행 목록 ::
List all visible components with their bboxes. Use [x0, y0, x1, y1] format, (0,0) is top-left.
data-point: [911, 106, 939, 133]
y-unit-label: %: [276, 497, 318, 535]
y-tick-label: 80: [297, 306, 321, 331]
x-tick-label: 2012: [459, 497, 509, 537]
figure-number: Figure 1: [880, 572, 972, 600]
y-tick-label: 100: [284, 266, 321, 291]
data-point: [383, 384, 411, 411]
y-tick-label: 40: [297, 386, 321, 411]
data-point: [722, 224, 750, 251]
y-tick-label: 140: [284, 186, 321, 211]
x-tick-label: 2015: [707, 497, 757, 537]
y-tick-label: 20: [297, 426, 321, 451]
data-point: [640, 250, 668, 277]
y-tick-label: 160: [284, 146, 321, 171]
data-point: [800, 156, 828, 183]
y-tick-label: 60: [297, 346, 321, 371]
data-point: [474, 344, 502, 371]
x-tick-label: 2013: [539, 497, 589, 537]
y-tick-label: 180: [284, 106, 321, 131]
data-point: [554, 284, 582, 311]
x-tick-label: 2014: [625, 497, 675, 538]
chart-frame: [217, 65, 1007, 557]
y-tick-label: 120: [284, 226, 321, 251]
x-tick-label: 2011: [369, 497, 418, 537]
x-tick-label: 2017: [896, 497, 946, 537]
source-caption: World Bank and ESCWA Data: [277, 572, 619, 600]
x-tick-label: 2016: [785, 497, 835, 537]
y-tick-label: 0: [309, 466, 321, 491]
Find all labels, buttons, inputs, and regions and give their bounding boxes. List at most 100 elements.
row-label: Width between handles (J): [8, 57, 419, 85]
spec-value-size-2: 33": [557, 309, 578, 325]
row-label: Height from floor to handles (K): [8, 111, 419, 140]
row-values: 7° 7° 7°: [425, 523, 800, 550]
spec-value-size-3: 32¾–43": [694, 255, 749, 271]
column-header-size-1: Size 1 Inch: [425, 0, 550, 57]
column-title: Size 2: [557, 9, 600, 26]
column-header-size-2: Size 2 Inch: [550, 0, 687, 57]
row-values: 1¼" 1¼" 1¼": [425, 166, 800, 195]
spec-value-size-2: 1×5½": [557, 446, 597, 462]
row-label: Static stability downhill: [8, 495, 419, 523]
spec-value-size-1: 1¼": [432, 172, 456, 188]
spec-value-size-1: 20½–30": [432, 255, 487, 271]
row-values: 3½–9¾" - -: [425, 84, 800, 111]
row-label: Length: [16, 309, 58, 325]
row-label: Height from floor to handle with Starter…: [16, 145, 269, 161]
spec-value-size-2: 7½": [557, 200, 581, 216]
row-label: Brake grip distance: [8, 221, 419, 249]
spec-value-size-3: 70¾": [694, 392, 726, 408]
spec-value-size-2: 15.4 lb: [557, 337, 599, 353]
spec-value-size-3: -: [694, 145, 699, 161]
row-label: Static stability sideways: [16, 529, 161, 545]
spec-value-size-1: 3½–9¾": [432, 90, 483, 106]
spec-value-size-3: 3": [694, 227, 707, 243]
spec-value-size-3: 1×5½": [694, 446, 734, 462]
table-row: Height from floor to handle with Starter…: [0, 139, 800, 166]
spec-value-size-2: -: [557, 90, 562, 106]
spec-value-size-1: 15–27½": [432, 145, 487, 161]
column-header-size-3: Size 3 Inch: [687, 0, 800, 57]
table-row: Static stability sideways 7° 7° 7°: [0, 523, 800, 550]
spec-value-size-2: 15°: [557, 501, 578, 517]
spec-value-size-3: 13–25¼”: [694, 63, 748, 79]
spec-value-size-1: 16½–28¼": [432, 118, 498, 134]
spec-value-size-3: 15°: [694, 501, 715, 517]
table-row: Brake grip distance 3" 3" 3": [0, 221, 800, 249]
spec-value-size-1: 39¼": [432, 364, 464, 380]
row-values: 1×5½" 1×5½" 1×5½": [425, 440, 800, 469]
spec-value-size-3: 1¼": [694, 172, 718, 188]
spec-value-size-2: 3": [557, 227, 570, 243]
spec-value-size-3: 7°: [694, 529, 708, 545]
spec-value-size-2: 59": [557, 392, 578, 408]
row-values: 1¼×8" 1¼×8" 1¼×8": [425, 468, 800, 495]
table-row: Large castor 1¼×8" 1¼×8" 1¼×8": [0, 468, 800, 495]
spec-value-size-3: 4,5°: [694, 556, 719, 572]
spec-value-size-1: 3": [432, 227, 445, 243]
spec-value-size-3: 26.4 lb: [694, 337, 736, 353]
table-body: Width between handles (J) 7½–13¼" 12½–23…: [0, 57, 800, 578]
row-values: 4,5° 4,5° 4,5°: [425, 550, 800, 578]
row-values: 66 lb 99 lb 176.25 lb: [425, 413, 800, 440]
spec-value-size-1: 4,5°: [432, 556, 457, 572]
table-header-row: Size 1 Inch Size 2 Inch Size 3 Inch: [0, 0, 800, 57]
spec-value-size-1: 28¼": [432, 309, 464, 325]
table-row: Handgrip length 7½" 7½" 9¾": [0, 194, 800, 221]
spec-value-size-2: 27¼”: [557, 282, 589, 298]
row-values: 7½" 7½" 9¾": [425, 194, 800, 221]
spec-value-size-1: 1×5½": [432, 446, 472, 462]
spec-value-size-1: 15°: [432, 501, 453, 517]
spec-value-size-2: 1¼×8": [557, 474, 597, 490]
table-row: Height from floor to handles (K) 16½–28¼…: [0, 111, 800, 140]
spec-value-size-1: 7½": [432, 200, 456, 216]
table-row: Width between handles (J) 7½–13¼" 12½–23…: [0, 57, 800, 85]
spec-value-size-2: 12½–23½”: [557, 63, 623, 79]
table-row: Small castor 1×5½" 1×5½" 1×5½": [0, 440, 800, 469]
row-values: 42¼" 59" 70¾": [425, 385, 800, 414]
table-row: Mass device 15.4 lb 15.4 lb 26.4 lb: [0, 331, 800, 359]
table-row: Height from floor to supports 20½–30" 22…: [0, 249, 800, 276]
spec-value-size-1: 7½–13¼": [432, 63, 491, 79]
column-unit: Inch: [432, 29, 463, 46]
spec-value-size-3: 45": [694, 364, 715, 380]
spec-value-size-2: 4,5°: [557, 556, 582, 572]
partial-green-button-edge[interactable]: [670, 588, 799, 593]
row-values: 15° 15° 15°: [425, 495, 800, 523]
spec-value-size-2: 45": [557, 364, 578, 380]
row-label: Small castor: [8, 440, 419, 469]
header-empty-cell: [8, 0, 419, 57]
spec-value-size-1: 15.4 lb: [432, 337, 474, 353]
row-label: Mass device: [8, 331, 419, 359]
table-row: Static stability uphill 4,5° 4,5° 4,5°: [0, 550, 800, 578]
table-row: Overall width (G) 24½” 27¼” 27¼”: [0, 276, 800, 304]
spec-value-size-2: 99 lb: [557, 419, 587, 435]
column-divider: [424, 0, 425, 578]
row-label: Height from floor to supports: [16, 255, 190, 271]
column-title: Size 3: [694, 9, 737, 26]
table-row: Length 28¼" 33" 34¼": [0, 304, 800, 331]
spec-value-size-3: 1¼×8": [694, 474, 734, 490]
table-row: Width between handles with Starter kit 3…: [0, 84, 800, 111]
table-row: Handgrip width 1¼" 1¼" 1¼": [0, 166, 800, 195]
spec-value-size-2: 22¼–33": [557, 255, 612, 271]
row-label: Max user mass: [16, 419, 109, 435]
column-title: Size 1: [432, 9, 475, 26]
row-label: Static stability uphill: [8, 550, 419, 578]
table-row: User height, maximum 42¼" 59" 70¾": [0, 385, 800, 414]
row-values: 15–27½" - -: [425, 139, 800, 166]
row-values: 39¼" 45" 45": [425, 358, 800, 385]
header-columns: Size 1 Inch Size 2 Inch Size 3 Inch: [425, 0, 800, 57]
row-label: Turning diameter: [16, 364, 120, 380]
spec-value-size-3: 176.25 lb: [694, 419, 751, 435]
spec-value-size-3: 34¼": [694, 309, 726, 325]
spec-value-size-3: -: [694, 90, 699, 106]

작업 목표 ::
행 목록의 첫 행에서 시작해 "y-tick-label: 20: [297, 426, 321, 451]" 문구가 들어 있는 행에서 멈추고, 그 사이의 행을 그대로 다시 적으세요. 시작 행과 끝 행도 포함합니다.

문제 해답 ::
List all visible components with their bboxes. Use [x0, y0, x1, y1] format, (0,0) is top-left.
data-point: [911, 106, 939, 133]
y-unit-label: %: [276, 497, 318, 535]
y-tick-label: 80: [297, 306, 321, 331]
x-tick-label: 2012: [459, 497, 509, 537]
figure-number: Figure 1: [880, 572, 972, 600]
y-tick-label: 100: [284, 266, 321, 291]
data-point: [383, 384, 411, 411]
y-tick-label: 40: [297, 386, 321, 411]
data-point: [722, 224, 750, 251]
y-tick-label: 140: [284, 186, 321, 211]
x-tick-label: 2015: [707, 497, 757, 537]
y-tick-label: 20: [297, 426, 321, 451]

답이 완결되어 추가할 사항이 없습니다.